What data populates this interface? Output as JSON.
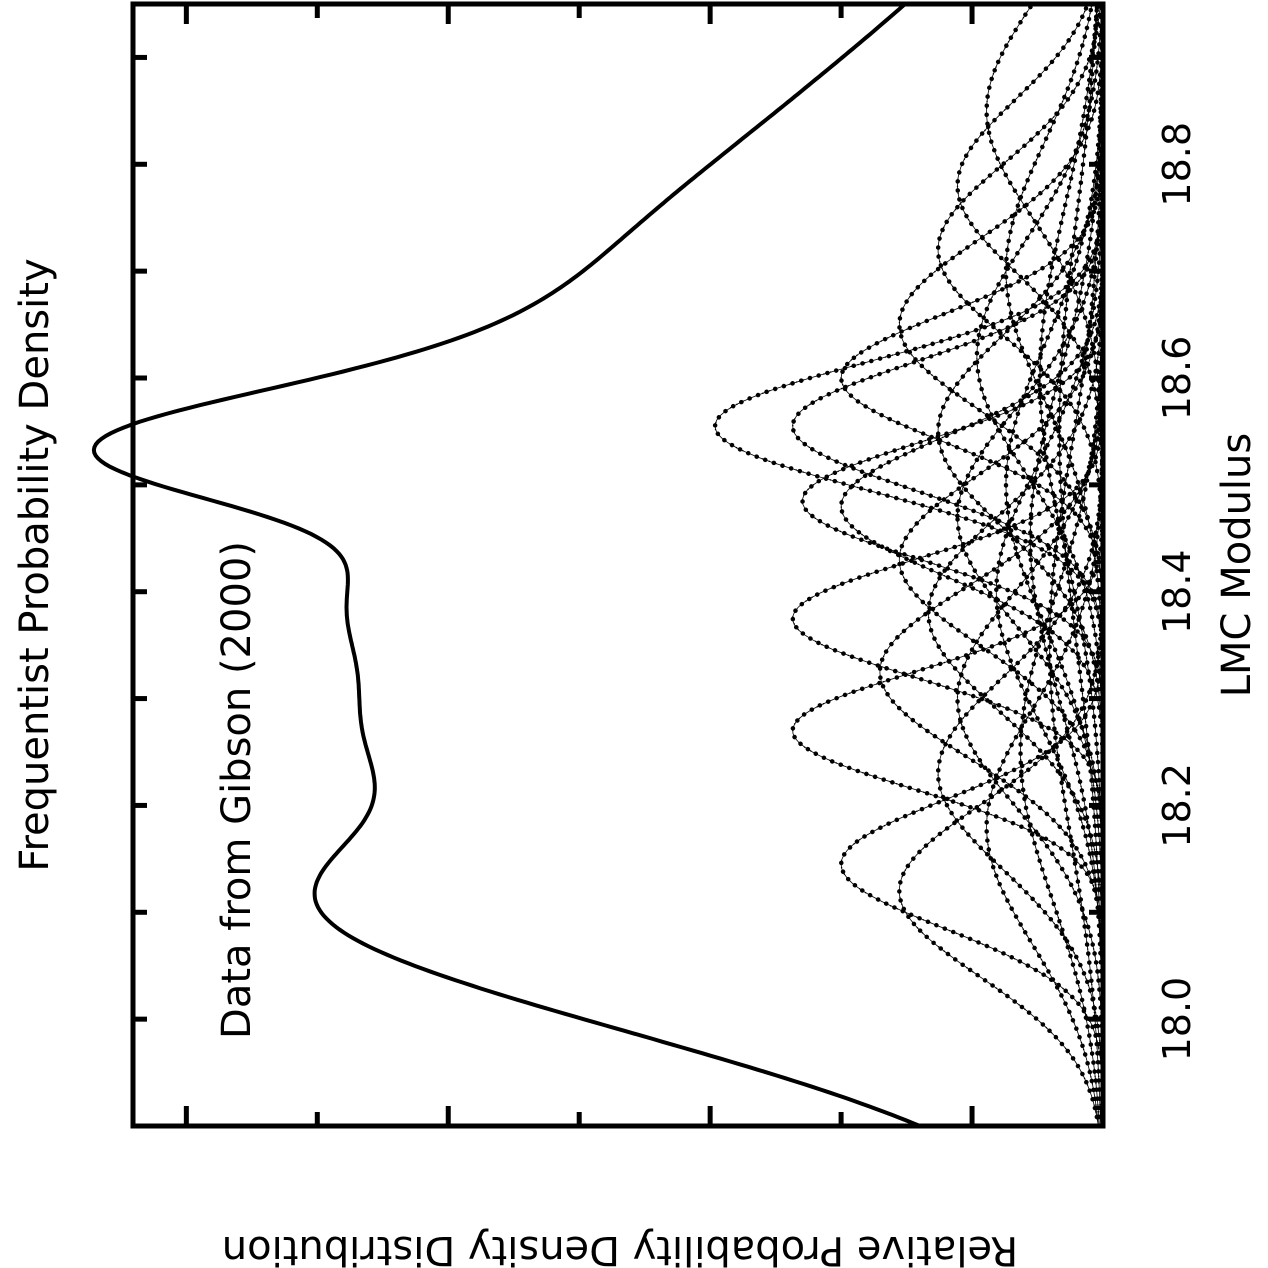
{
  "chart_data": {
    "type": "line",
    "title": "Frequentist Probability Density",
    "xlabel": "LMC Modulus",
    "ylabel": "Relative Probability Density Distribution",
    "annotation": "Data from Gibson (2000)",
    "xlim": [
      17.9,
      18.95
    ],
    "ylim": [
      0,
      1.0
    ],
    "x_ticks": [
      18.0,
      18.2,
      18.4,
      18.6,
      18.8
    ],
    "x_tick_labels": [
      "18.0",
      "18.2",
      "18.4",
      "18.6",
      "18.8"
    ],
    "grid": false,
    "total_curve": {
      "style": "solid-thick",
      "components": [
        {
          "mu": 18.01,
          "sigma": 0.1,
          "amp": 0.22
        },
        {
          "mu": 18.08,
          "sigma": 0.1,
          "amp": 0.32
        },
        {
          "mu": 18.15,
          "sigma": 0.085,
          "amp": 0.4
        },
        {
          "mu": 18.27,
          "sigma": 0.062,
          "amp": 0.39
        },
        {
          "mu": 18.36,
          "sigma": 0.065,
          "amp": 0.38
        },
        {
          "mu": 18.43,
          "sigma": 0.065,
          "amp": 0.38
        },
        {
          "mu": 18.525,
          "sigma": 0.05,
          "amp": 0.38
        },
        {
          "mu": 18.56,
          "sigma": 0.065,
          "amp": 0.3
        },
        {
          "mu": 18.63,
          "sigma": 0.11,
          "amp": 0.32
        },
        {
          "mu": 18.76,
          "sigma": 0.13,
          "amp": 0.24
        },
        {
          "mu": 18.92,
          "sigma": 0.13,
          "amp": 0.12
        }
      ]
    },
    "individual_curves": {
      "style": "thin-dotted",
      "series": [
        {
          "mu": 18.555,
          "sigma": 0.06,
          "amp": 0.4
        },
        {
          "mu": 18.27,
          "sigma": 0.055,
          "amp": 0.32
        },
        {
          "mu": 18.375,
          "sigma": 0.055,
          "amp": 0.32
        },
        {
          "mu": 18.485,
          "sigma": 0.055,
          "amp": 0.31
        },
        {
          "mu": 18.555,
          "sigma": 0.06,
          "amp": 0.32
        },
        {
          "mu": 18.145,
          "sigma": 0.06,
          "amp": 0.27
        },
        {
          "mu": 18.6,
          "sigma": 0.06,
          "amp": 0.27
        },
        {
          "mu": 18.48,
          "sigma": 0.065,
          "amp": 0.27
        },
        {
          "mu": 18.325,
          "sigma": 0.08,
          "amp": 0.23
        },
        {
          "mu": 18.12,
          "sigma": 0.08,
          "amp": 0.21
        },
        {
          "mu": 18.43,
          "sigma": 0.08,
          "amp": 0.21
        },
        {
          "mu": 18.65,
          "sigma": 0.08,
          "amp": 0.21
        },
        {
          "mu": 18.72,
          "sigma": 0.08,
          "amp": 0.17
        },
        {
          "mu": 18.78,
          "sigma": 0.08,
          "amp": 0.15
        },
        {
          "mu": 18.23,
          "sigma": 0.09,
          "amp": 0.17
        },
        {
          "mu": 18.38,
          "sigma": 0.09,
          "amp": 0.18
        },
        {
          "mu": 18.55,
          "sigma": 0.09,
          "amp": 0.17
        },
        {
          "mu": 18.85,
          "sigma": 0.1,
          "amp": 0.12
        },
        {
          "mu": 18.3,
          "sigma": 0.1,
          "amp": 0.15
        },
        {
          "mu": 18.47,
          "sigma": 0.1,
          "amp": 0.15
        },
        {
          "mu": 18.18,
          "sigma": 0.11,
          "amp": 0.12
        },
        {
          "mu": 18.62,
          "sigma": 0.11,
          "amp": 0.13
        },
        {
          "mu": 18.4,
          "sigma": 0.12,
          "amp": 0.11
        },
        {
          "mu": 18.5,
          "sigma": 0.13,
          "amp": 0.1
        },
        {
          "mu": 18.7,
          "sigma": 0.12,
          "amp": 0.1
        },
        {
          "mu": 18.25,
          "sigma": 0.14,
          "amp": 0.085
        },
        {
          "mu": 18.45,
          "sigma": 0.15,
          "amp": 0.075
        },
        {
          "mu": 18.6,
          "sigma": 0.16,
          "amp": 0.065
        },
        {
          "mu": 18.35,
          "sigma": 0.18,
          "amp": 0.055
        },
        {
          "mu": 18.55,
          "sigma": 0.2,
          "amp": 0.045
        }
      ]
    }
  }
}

+ + + + + + +

Exercise prompt.
Find the lines of the material that hold the word "Probability" and report their count alone.

Reply to the task.
2